» **Job**:
Reproduce the whole listing, character for character.

» **Records to process**:

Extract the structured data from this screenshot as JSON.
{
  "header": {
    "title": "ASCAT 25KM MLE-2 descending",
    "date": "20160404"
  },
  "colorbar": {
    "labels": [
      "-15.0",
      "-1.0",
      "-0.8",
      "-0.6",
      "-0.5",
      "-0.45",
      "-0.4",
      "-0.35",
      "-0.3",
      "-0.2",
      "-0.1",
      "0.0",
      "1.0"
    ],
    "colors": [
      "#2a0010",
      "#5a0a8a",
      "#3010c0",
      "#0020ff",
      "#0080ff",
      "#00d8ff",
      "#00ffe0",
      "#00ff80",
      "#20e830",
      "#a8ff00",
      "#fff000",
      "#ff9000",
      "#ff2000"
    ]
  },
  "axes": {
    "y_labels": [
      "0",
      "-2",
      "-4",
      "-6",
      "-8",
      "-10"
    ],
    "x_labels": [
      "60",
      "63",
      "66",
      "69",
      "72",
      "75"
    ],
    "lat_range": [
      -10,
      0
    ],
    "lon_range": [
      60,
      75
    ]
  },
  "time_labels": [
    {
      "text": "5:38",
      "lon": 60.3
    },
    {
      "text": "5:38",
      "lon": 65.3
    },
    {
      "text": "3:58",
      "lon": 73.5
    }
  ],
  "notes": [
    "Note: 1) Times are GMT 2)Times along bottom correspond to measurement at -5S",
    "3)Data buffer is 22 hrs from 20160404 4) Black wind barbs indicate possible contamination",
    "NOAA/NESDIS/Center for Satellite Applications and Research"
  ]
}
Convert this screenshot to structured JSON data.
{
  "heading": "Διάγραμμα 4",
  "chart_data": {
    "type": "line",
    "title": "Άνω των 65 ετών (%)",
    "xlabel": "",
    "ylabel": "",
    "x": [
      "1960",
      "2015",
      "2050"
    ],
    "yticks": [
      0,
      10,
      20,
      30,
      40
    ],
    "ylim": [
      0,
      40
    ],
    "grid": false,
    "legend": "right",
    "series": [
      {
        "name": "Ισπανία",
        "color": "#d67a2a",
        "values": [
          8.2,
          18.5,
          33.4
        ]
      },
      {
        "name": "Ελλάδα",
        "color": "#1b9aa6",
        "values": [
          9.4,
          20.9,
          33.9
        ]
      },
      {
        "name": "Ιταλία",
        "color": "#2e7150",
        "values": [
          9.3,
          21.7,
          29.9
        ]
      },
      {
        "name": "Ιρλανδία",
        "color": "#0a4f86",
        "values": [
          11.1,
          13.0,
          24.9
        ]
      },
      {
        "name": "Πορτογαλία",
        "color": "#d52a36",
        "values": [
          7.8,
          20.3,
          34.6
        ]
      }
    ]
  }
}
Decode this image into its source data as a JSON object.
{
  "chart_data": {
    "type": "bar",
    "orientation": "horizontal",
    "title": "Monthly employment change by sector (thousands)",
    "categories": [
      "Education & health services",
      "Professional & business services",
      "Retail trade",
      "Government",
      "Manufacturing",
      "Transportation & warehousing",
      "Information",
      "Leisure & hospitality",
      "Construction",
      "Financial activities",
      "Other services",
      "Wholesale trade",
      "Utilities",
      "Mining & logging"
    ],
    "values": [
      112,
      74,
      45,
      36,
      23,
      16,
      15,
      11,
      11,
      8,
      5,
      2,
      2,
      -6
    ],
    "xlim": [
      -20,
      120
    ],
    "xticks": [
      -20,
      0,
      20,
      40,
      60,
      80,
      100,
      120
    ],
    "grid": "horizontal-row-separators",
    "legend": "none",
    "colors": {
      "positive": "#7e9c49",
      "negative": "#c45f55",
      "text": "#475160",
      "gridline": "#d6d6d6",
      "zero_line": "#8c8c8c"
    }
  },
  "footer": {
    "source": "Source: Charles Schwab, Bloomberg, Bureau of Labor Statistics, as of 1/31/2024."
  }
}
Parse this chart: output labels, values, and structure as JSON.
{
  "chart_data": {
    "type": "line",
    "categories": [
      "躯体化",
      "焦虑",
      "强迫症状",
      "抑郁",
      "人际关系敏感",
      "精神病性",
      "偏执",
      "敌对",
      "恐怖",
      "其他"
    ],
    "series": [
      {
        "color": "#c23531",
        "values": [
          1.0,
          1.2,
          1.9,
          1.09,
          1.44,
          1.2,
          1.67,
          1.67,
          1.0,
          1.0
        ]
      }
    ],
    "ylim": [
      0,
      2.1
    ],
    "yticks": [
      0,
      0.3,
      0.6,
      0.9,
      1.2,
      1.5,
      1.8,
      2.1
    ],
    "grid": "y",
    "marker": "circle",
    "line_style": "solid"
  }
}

» **Reply**:
Extract the structured data from this screenshot as JSON.
{
  "header": {
    "title": "ASCAT 25KM MLE-2 descending",
    "date": "20160404"
  },
  "colorbar": {
    "labels": [
      "-15.0",
      "-1.0",
      "-0.8",
      "-0.6",
      "-0.5",
      "-0.45",
      "-0.4",
      "-0.35",
      "-0.3",
      "-0.2",
      "-0.1",
      "0.0",
      "1.0"
    ],
    "colors": [
      "#2a0010",
      "#5a0a8a",
      "#3010c0",
      "#0020ff",
      "#0080ff",
      "#00d8ff",
      "#00ffe0",
      "#00ff80",
      "#20e830",
      "#a8ff00",
      "#fff000",
      "#ff9000",
      "#ff2000"
    ]
  },
  "axes": {
    "y_labels": [
      "0",
      "-2",
      "-4",
      "-6",
      "-8",
      "-10"
    ],
    "x_labels": [
      "60",
      "63",
      "66",
      "69",
      "72",
      "75"
    ],
    "lat_range": [
      -10,
      0
    ],
    "lon_range": [
      60,
      75
    ]
  },
  "time_labels": [
    {
      "text": "5:38",
      "lon": 60.3
    },
    {
      "text": "5:38",
      "lon": 65.3
    },
    {
      "text": "3:58",
      "lon": 73.5
    }
  ],
  "notes": [
    "Note: 1) Times are GMT 2)Times along bottom correspond to measurement at -5S",
    "3)Data buffer is 22 hrs from 20160404 4) Black wind barbs indicate possible contamination",
    "NOAA/NESDIS/Center for Satellite Applications and Research"
  ]
}
Convert this screenshot to structured JSON data.
{
  "heading": "Διάγραμμα 4",
  "chart_data": {
    "type": "line",
    "title": "Άνω των 65 ετών (%)",
    "xlabel": "",
    "ylabel": "",
    "x": [
      "1960",
      "2015",
      "2050"
    ],
    "yticks": [
      0,
      10,
      20,
      30,
      40
    ],
    "ylim": [
      0,
      40
    ],
    "grid": false,
    "legend": "right",
    "series": [
      {
        "name": "Ισπανία",
        "color": "#d67a2a",
        "values": [
          8.2,
          18.5,
          33.4
        ]
      },
      {
        "name": "Ελλάδα",
        "color": "#1b9aa6",
        "values": [
          9.4,
          20.9,
          33.9
        ]
      },
      {
        "name": "Ιταλία",
        "color": "#2e7150",
        "values": [
          9.3,
          21.7,
          29.9
        ]
      },
      {
        "name": "Ιρλανδία",
        "color": "#0a4f86",
        "values": [
          11.1,
          13.0,
          24.9
        ]
      },
      {
        "name": "Πορτογαλία",
        "color": "#d52a36",
        "values": [
          7.8,
          20.3,
          34.6
        ]
      }
    ]
  }
}
Decode this image into its source data as a JSON object.
{
  "chart_data": {
    "type": "bar",
    "orientation": "horizontal",
    "title": "Monthly employment change by sector (thousands)",
    "categories": [
      "Education & health services",
      "Professional & business services",
      "Retail trade",
      "Government",
      "Manufacturing",
      "Transportation & warehousing",
      "Information",
      "Leisure & hospitality",
      "Construction",
      "Financial activities",
      "Other services",
      "Wholesale trade",
      "Utilities",
      "Mining & logging"
    ],
    "values": [
      112,
      74,
      45,
      36,
      23,
      16,
      15,
      11,
      11,
      8,
      5,
      2,
      2,
      -6
    ],
    "xlim": [
      -20,
      120
    ],
    "xticks": [
      -20,
      0,
      20,
      40,
      60,
      80,
      100,
      120
    ],
    "grid": "horizontal-row-separators",
    "legend": "none",
    "colors": {
      "positive": "#7e9c49",
      "negative": "#c45f55",
      "text": "#475160",
      "gridline": "#d6d6d6",
      "zero_line": "#8c8c8c"
    }
  },
  "footer": {
    "source": "Source: Charles Schwab, Bloomberg, Bureau of Labor Statistics, as of 1/31/2024."
  }
}
Parse this chart: output labels, values, and structure as JSON.
{
  "chart_data": {
    "type": "line",
    "categories": [
      "躯体化",
      "焦虑",
      "强迫症状",
      "抑郁",
      "人际关系敏感",
      "精神病性",
      "偏执",
      "敌对",
      "恐怖",
      "其他"
    ],
    "series": [
      {
        "color": "#c23531",
        "values": [
          1.0,
          1.2,
          1.9,
          1.09,
          1.44,
          1.2,
          1.67,
          1.67,
          1.0,
          1.0
        ]
      }
    ],
    "ylim": [
      0,
      2.1
    ],
    "yticks": [
      0,
      0.3,
      0.6,
      0.9,
      1.2,
      1.5,
      1.8,
      2.1
    ],
    "grid": "y",
    "marker": "circle",
    "line_style": "solid"
  }
}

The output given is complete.